***** LISTED RECORDS

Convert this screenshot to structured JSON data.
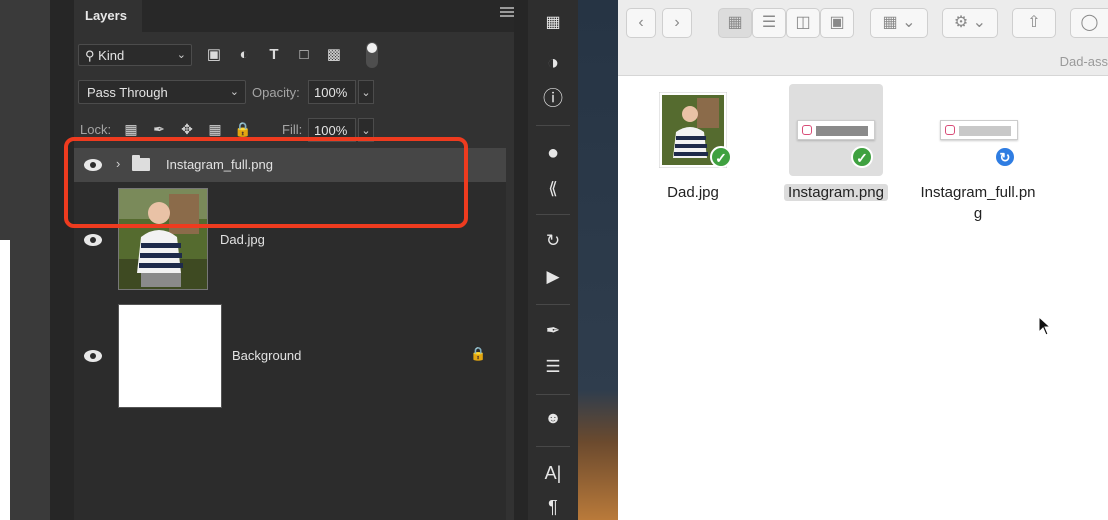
{
  "layers_panel": {
    "tab_title": "Layers",
    "filter_kind": "Kind",
    "blend_mode": "Pass Through",
    "opacity_label": "Opacity:",
    "opacity_value": "100%",
    "lock_label": "Lock:",
    "fill_label": "Fill:",
    "fill_value": "100%",
    "layers": [
      {
        "name": "Instagram_full.png",
        "type": "group",
        "visible": true,
        "selected": true
      },
      {
        "name": "Dad.jpg",
        "type": "image",
        "visible": true
      },
      {
        "name": "Background",
        "type": "background",
        "visible": true,
        "locked": true
      }
    ]
  },
  "tools": [
    "3d-cube-icon",
    "adjustments-icon",
    "info-icon",
    "color-swatches-icon",
    "path-icon",
    "history-icon",
    "play-icon",
    "brush-presets-icon",
    "properties-icon",
    "clone-source-icon",
    "character-icon",
    "paragraph-icon"
  ],
  "finder": {
    "path_label": "Dad-ass",
    "files": [
      {
        "name": "Dad.jpg",
        "status": "synced"
      },
      {
        "name": "Instagram.png",
        "status": "synced",
        "selected": true
      },
      {
        "name_line1": "Instagram_full.pn",
        "name_line2": "g",
        "status": "syncing"
      }
    ]
  },
  "colors": {
    "highlight": "#ee3b1f",
    "synced_badge": "#3fa140",
    "syncing_badge": "#2f7de2"
  }
}
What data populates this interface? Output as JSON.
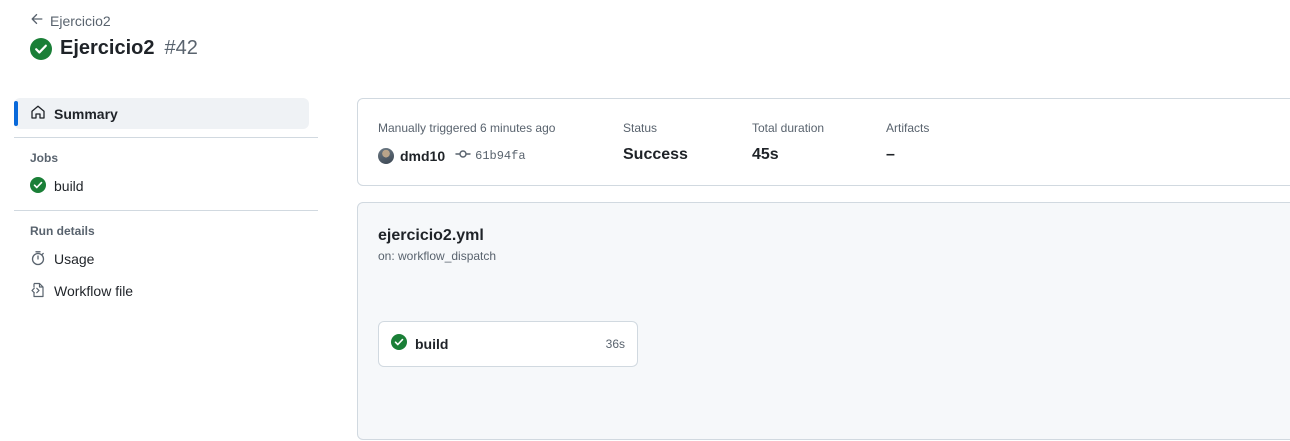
{
  "header": {
    "back_label": "Ejercicio2",
    "title": "Ejercicio2",
    "run_number": "#42",
    "status_icon": "check-circle-fill-icon"
  },
  "sidebar": {
    "summary_label": "Summary",
    "jobs_section": "Jobs",
    "jobs": [
      {
        "label": "build",
        "status": "success"
      }
    ],
    "run_details_section": "Run details",
    "usage_label": "Usage",
    "workflow_file_label": "Workflow file"
  },
  "summary": {
    "trigger_text": "Manually triggered 6 minutes ago",
    "actor": "dmd10",
    "commit": "61b94fa",
    "status_label": "Status",
    "status_value": "Success",
    "duration_label": "Total duration",
    "duration_value": "45s",
    "artifacts_label": "Artifacts",
    "artifacts_value": "–"
  },
  "workflow": {
    "file_name": "ejercicio2.yml",
    "trigger": "on: workflow_dispatch",
    "jobs": [
      {
        "name": "build",
        "duration": "36s",
        "status": "success"
      }
    ]
  },
  "colors": {
    "success": "#1a7f37",
    "accent": "#0969da",
    "muted_text": "#59636e",
    "border": "#d1d9e0",
    "panel_bg": "#f6f8fa"
  }
}
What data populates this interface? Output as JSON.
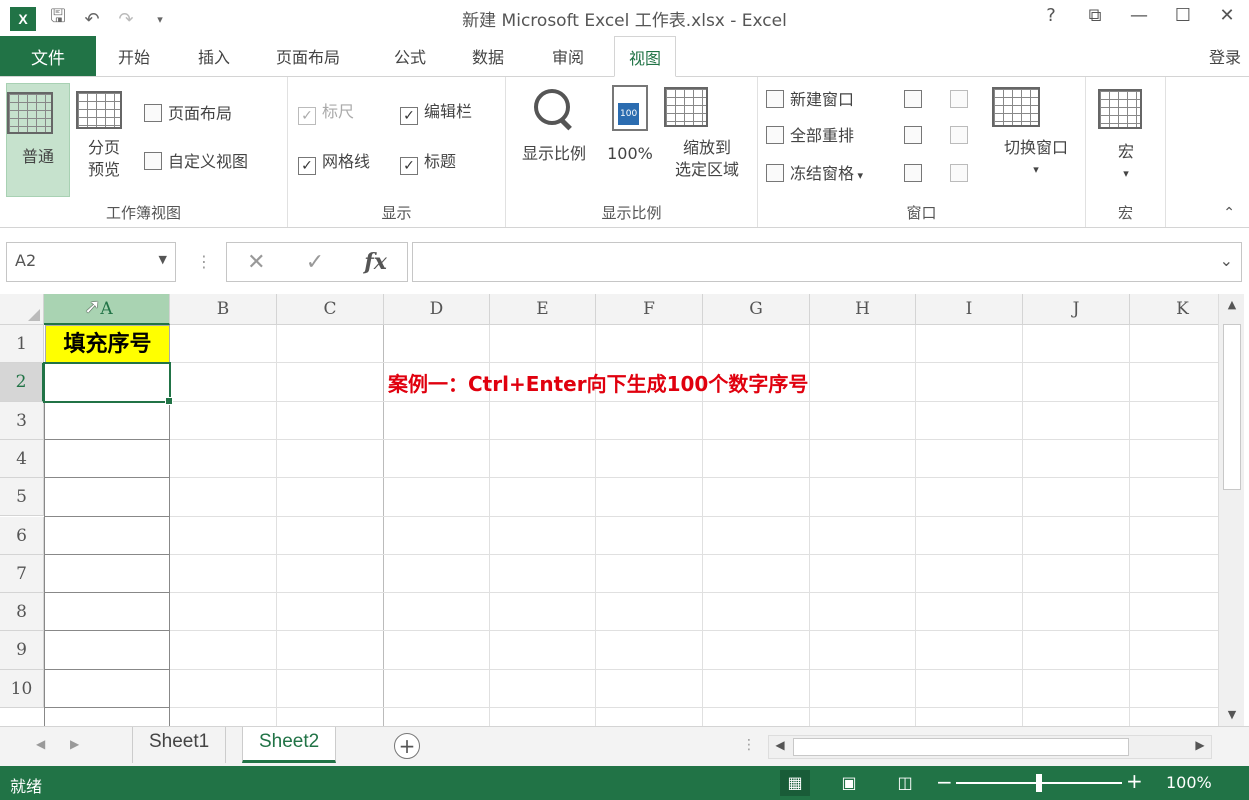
{
  "window": {
    "title": "新建 Microsoft Excel 工作表.xlsx - Excel",
    "logo": "X",
    "controls": {
      "help": "?",
      "restore": "⧉",
      "minimize": "—",
      "maximize": "☐",
      "close": "✕"
    }
  },
  "tabs": {
    "file": "文件",
    "items": [
      "开始",
      "插入",
      "页面布局",
      "公式",
      "数据",
      "审阅",
      "视图"
    ],
    "active": "视图",
    "login": "登录"
  },
  "ribbon": {
    "workbook_views": {
      "label": "工作簿视图",
      "normal": "普通",
      "page_break_1": "分页",
      "page_break_2": "预览",
      "page_layout": "页面布局",
      "custom_views": "自定义视图"
    },
    "show": {
      "label": "显示",
      "ruler": "标尺",
      "formula_bar": "编辑栏",
      "gridlines": "网格线",
      "headings": "标题"
    },
    "zoom": {
      "label": "显示比例",
      "zoom": "显示比例",
      "zoom_100": "100%",
      "zoom_sel_1": "缩放到",
      "zoom_sel_2": "选定区域",
      "icon_badge": "100"
    },
    "window": {
      "label": "窗口",
      "new_window": "新建窗口",
      "arrange_all": "全部重排",
      "freeze_panes": "冻结窗格",
      "switch_windows": "切换窗口"
    },
    "macros": {
      "label": "宏",
      "macros": "宏"
    }
  },
  "formula_bar": {
    "name_box": "A2",
    "fx": "fx",
    "value": ""
  },
  "grid": {
    "columns": [
      "A",
      "B",
      "C",
      "D",
      "E",
      "F",
      "G",
      "H",
      "I",
      "J",
      "K"
    ],
    "rows": [
      "1",
      "2",
      "3",
      "4",
      "5",
      "6",
      "7",
      "8",
      "9",
      "10"
    ],
    "cell_a1": "填充序号",
    "note": "案例一：Ctrl+Enter向下生成100个数字序号",
    "selected_cell": "A2"
  },
  "sheets": {
    "tabs": [
      "Sheet1",
      "Sheet2"
    ],
    "active": "Sheet2",
    "add": "+"
  },
  "status": {
    "ready": "就绪",
    "zoom": "100%",
    "zoom_level": 0.5
  }
}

**********

STATED TASK -
Quote the material in full and exactly; do not carry over its pictures.

SOLUTION FOR THIS TASK -
Convert this screenshot to structured JSON data.
{
  "layers_panel": {
    "tab_title": "Layers",
    "filter_kind": "Kind",
    "blend_mode": "Pass Through",
    "opacity_label": "Opacity:",
    "opacity_value": "100%",
    "lock_label": "Lock:",
    "fill_label": "Fill:",
    "fill_value": "100%",
    "layers": [
      {
        "name": "Instagram_full.png",
        "type": "group",
        "visible": true,
        "selected": true
      },
      {
        "name": "Dad.jpg",
        "type": "image",
        "visible": true
      },
      {
        "name": "Background",
        "type": "background",
        "visible": true,
        "locked": true
      }
    ]
  },
  "tools": [
    "3d-cube-icon",
    "adjustments-icon",
    "info-icon",
    "color-swatches-icon",
    "path-icon",
    "history-icon",
    "play-icon",
    "brush-presets-icon",
    "properties-icon",
    "clone-source-icon",
    "character-icon",
    "paragraph-icon"
  ],
  "finder": {
    "path_label": "Dad-ass",
    "files": [
      {
        "name": "Dad.jpg",
        "status": "synced"
      },
      {
        "name": "Instagram.png",
        "status": "synced",
        "selected": true
      },
      {
        "name_line1": "Instagram_full.pn",
        "name_line2": "g",
        "status": "syncing"
      }
    ]
  },
  "colors": {
    "highlight": "#ee3b1f",
    "synced_badge": "#3fa140",
    "syncing_badge": "#2f7de2"
  }
}
What data populates this interface? Output as JSON.
{
  "header": {
    "back_label": "Ejercicio2",
    "title": "Ejercicio2",
    "run_number": "#42",
    "status_icon": "check-circle-fill-icon"
  },
  "sidebar": {
    "summary_label": "Summary",
    "jobs_section": "Jobs",
    "jobs": [
      {
        "label": "build",
        "status": "success"
      }
    ],
    "run_details_section": "Run details",
    "usage_label": "Usage",
    "workflow_file_label": "Workflow file"
  },
  "summary": {
    "trigger_text": "Manually triggered 6 minutes ago",
    "actor": "dmd10",
    "commit": "61b94fa",
    "status_label": "Status",
    "status_value": "Success",
    "duration_label": "Total duration",
    "duration_value": "45s",
    "artifacts_label": "Artifacts",
    "artifacts_value": "–"
  },
  "workflow": {
    "file_name": "ejercicio2.yml",
    "trigger": "on: workflow_dispatch",
    "jobs": [
      {
        "name": "build",
        "duration": "36s",
        "status": "success"
      }
    ]
  },
  "colors": {
    "success": "#1a7f37",
    "accent": "#0969da",
    "muted_text": "#59636e",
    "border": "#d1d9e0",
    "panel_bg": "#f6f8fa"
  }
}
What data populates this interface? Output as JSON.
{
  "window": {
    "title": "新建 Microsoft Excel 工作表.xlsx - Excel",
    "logo": "X",
    "controls": {
      "help": "?",
      "restore": "⧉",
      "minimize": "—",
      "maximize": "☐",
      "close": "✕"
    }
  },
  "tabs": {
    "file": "文件",
    "items": [
      "开始",
      "插入",
      "页面布局",
      "公式",
      "数据",
      "审阅",
      "视图"
    ],
    "active": "视图",
    "login": "登录"
  },
  "ribbon": {
    "workbook_views": {
      "label": "工作簿视图",
      "normal": "普通",
      "page_break_1": "分页",
      "page_break_2": "预览",
      "page_layout": "页面布局",
      "custom_views": "自定义视图"
    },
    "show": {
      "label": "显示",
      "ruler": "标尺",
      "formula_bar": "编辑栏",
      "gridlines": "网格线",
      "headings": "标题"
    },
    "zoom": {
      "label": "显示比例",
      "zoom": "显示比例",
      "zoom_100": "100%",
      "zoom_sel_1": "缩放到",
      "zoom_sel_2": "选定区域",
      "icon_badge": "100"
    },
    "window": {
      "label": "窗口",
      "new_window": "新建窗口",
      "arrange_all": "全部重排",
      "freeze_panes": "冻结窗格",
      "switch_windows": "切换窗口"
    },
    "macros": {
      "label": "宏",
      "macros": "宏"
    }
  },
  "formula_bar": {
    "name_box": "A2",
    "fx": "fx",
    "value": ""
  },
  "grid": {
    "columns": [
      "A",
      "B",
      "C",
      "D",
      "E",
      "F",
      "G",
      "H",
      "I",
      "J",
      "K"
    ],
    "rows": [
      "1",
      "2",
      "3",
      "4",
      "5",
      "6",
      "7",
      "8",
      "9",
      "10"
    ],
    "cell_a1": "填充序号",
    "note": "案例一：Ctrl+Enter向下生成100个数字序号",
    "selected_cell": "A2"
  },
  "sheets": {
    "tabs": [
      "Sheet1",
      "Sheet2"
    ],
    "active": "Sheet2",
    "add": "+"
  },
  "status": {
    "ready": "就绪",
    "zoom": "100%",
    "zoom_level": 0.5
  }
}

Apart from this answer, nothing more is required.